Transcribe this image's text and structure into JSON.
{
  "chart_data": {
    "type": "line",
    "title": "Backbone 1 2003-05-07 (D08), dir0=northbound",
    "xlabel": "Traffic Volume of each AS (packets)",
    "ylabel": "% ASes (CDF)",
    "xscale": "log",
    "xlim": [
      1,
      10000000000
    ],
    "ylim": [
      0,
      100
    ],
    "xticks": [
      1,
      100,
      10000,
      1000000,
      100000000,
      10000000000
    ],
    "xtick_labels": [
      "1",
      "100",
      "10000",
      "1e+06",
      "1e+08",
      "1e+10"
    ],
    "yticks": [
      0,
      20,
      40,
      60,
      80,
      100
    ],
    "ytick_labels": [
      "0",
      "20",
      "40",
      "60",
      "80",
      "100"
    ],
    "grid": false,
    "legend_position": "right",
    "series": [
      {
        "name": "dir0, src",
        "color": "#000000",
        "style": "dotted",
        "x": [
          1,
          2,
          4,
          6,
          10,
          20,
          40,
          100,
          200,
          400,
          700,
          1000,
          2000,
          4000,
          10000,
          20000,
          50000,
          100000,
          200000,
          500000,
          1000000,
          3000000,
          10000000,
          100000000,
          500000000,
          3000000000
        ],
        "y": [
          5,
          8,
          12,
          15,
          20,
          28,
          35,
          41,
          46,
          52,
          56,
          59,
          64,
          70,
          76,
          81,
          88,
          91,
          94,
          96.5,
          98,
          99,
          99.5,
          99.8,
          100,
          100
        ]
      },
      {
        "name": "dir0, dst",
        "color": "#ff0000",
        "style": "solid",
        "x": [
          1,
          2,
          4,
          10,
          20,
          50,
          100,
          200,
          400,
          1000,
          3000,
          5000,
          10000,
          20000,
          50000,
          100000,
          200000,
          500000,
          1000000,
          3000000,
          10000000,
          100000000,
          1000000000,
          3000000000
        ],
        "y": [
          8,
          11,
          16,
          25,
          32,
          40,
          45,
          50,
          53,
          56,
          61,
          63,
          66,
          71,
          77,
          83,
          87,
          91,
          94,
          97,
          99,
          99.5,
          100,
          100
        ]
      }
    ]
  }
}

:::

* **WHAT YOU SHOULD DO**: Copy each line of the data above without altering a single character.

* **TASK SOLUTION**:
Transcribe this image's text and structure into JSON.
{
  "chart_data": {
    "type": "line",
    "title": "Backbone 1 2003-05-07 (D08), dir0=northbound",
    "xlabel": "Traffic Volume of each AS (packets)",
    "ylabel": "% ASes (CDF)",
    "xscale": "log",
    "xlim": [
      1,
      10000000000
    ],
    "ylim": [
      0,
      100
    ],
    "xticks": [
      1,
      100,
      10000,
      1000000,
      100000000,
      10000000000
    ],
    "xtick_labels": [
      "1",
      "100",
      "10000",
      "1e+06",
      "1e+08",
      "1e+10"
    ],
    "yticks": [
      0,
      20,
      40,
      60,
      80,
      100
    ],
    "ytick_labels": [
      "0",
      "20",
      "40",
      "60",
      "80",
      "100"
    ],
    "grid": false,
    "legend_position": "right",
    "series": [
      {
        "name": "dir0, src",
        "color": "#000000",
        "style": "dotted",
        "x": [
          1,
          2,
          4,
          6,
          10,
          20,
          40,
          100,
          200,
          400,
          700,
          1000,
          2000,
          4000,
          10000,
          20000,
          50000,
          100000,
          200000,
          500000,
          1000000,
          3000000,
          10000000,
          100000000,
          500000000,
          3000000000
        ],
        "y": [
          5,
          8,
          12,
          15,
          20,
          28,
          35,
          41,
          46,
          52,
          56,
          59,
          64,
          70,
          76,
          81,
          88,
          91,
          94,
          96.5,
          98,
          99,
          99.5,
          99.8,
          100,
          100
        ]
      },
      {
        "name": "dir0, dst",
        "color": "#ff0000",
        "style": "solid",
        "x": [
          1,
          2,
          4,
          10,
          20,
          50,
          100,
          200,
          400,
          1000,
          3000,
          5000,
          10000,
          20000,
          50000,
          100000,
          200000,
          500000,
          1000000,
          3000000,
          10000000,
          100000000,
          1000000000,
          3000000000
        ],
        "y": [
          8,
          11,
          16,
          25,
          32,
          40,
          45,
          50,
          53,
          56,
          61,
          63,
          66,
          71,
          77,
          83,
          87,
          91,
          94,
          97,
          99,
          99.5,
          100,
          100
        ]
      }
    ]
  }
}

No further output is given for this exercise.